---- DATA EXTRACT

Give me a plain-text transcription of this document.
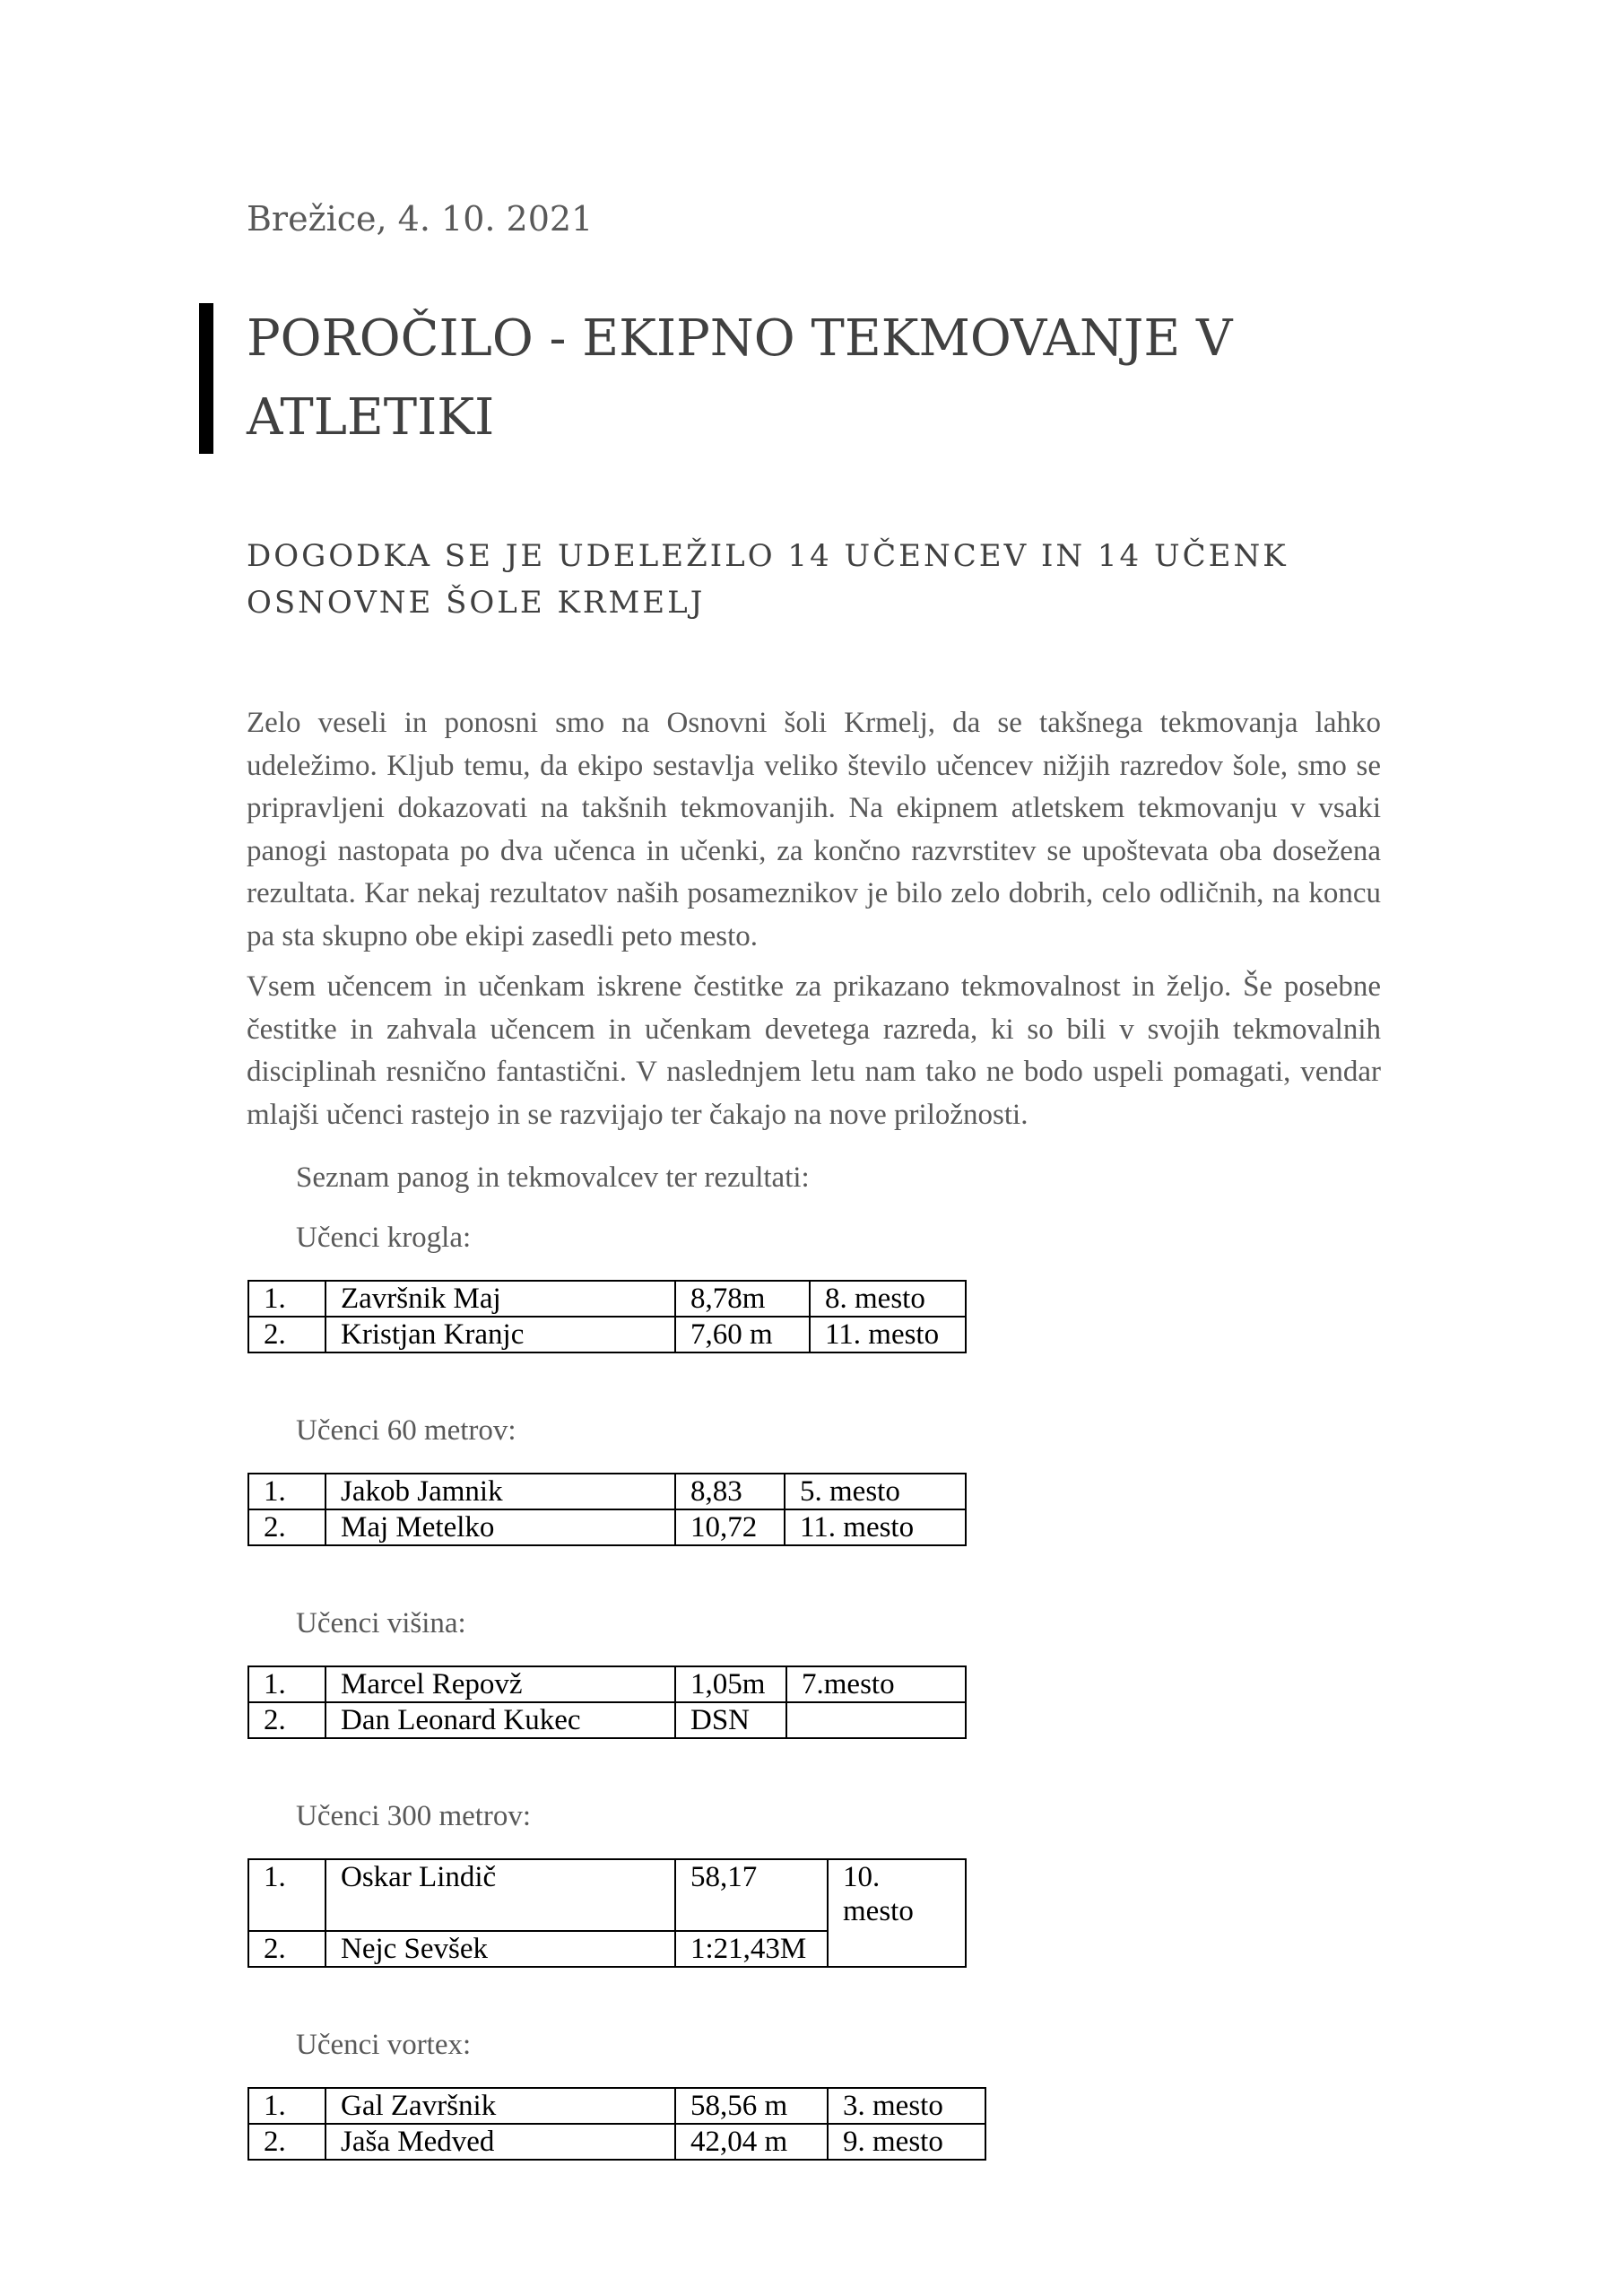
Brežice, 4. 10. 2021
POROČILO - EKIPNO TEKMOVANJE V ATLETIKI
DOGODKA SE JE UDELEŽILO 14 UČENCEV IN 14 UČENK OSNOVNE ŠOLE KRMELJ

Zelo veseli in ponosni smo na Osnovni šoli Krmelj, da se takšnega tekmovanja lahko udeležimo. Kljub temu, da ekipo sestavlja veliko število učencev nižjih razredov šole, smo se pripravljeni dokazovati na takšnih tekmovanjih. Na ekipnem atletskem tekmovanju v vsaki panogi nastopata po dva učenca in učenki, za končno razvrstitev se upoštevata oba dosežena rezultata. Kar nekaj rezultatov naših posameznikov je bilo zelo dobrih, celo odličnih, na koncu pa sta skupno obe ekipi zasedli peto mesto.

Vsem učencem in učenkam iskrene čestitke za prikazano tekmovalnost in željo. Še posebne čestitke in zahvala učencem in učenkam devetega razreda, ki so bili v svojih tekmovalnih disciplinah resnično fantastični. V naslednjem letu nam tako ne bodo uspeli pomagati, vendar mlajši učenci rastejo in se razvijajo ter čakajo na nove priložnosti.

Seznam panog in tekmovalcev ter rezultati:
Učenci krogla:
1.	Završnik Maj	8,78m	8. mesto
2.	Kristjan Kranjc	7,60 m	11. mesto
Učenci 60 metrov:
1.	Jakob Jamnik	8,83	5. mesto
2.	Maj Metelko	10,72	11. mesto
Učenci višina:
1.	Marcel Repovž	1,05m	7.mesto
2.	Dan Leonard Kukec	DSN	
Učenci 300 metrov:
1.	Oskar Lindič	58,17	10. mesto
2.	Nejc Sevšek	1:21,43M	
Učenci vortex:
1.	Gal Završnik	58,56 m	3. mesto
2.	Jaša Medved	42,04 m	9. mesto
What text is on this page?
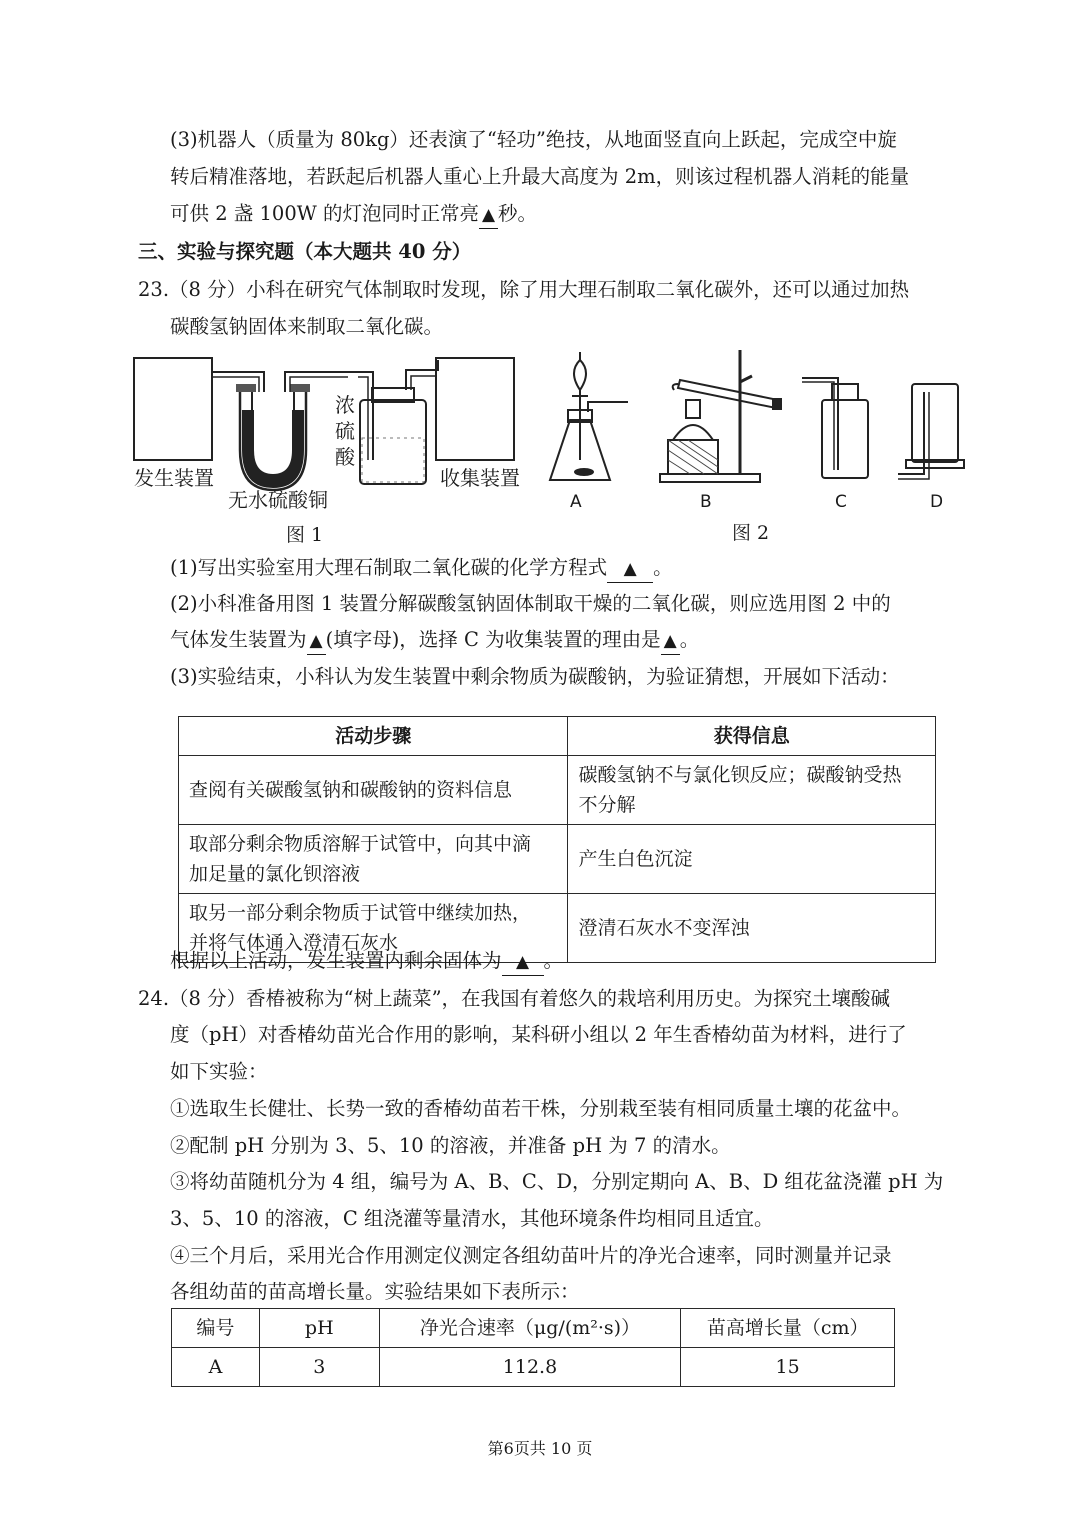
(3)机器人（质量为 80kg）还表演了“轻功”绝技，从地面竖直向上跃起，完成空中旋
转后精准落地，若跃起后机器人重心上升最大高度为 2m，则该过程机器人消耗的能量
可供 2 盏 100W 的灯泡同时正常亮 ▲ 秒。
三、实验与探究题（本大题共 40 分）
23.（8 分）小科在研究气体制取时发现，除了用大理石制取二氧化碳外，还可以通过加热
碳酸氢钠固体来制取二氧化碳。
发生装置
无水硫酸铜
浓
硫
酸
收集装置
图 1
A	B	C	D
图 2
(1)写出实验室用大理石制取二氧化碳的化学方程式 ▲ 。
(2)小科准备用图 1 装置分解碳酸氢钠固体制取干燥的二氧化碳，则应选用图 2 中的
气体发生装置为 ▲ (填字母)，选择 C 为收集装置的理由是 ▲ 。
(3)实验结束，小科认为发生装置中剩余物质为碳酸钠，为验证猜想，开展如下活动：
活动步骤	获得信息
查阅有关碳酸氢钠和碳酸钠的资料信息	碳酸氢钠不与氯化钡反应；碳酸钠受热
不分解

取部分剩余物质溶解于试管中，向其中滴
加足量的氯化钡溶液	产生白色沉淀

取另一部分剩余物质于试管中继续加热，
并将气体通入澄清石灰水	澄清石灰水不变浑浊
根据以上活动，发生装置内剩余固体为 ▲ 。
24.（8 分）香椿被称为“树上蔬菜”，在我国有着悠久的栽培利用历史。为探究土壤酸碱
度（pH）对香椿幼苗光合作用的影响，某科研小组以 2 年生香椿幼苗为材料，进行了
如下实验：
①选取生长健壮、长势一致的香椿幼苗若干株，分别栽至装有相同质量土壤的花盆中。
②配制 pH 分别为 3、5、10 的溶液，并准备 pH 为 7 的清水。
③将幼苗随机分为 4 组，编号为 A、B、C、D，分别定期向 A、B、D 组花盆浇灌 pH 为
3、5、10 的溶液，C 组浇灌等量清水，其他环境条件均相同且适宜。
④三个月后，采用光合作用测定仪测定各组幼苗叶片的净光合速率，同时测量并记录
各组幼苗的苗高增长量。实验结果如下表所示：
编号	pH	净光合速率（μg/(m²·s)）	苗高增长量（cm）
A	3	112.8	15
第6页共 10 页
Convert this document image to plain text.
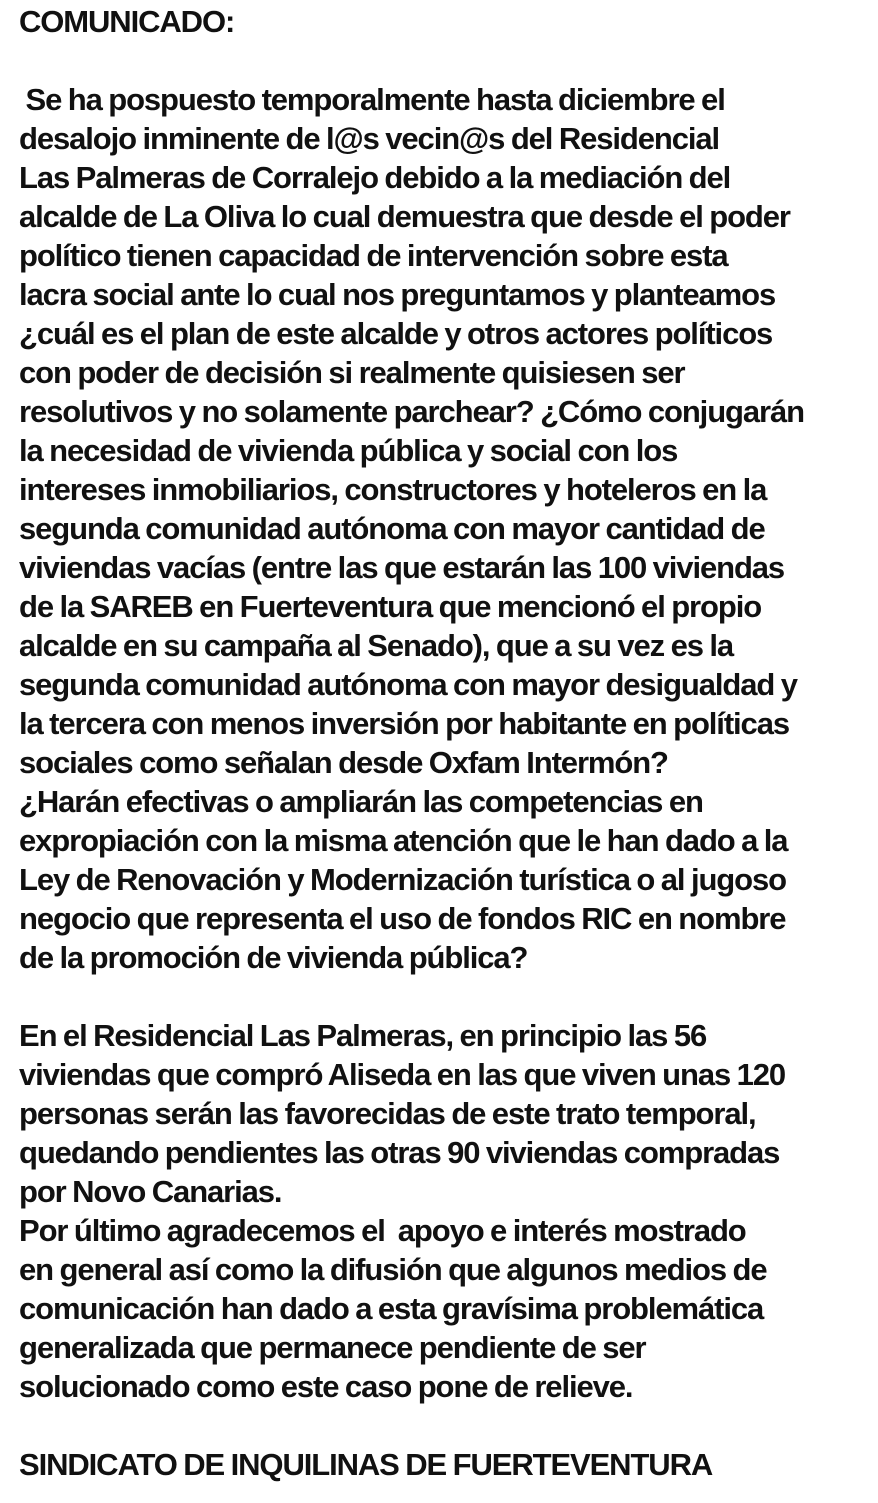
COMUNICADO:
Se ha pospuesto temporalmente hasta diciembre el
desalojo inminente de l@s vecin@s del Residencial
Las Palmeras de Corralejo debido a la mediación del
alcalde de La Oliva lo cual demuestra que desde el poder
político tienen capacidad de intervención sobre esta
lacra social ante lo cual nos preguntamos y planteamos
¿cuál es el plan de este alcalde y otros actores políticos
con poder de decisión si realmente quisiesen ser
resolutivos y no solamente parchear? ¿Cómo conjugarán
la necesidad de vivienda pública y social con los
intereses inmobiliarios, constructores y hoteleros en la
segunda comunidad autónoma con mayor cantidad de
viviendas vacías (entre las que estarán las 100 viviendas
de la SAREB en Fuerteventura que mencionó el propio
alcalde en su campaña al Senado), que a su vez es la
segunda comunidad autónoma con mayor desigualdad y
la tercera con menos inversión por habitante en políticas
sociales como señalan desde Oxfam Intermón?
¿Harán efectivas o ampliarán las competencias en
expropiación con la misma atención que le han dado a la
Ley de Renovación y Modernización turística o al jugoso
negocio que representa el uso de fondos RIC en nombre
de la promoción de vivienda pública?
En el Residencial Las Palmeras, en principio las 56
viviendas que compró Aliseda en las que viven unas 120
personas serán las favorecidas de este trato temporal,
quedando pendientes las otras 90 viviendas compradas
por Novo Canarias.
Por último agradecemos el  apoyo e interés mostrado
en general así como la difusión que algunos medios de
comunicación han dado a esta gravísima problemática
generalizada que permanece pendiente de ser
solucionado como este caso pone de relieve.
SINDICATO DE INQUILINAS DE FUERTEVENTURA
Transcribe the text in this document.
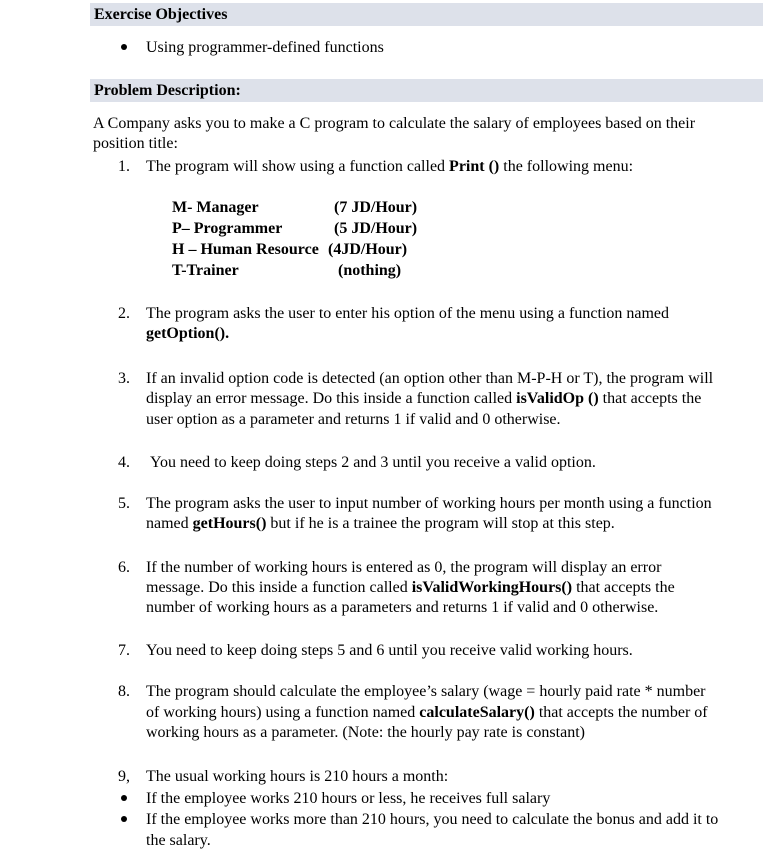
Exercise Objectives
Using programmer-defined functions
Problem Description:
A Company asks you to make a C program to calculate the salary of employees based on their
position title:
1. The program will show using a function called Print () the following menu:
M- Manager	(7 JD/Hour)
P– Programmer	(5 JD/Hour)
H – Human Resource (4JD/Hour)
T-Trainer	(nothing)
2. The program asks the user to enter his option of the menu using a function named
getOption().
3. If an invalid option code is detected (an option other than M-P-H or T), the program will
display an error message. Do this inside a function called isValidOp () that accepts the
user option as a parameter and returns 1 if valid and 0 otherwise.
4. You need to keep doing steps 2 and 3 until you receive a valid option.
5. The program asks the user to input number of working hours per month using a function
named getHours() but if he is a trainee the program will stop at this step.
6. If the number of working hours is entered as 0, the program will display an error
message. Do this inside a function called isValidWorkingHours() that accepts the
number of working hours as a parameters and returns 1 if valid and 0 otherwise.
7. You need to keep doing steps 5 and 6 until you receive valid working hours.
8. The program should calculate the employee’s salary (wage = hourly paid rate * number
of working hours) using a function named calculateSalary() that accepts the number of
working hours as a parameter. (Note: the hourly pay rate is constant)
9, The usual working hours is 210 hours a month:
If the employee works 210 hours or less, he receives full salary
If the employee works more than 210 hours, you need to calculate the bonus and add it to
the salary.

--------

*WRITTEN INSTRUCTION:* In the listing above, find the lines holding the word "este" and copy them.

*RESPONSE TO THIS EXERCISE:*
¿cuál es el plan de este alcalde y otros actores políticos
personas serán las favorecidas de este trato temporal,
solucionado como este caso pone de relieve.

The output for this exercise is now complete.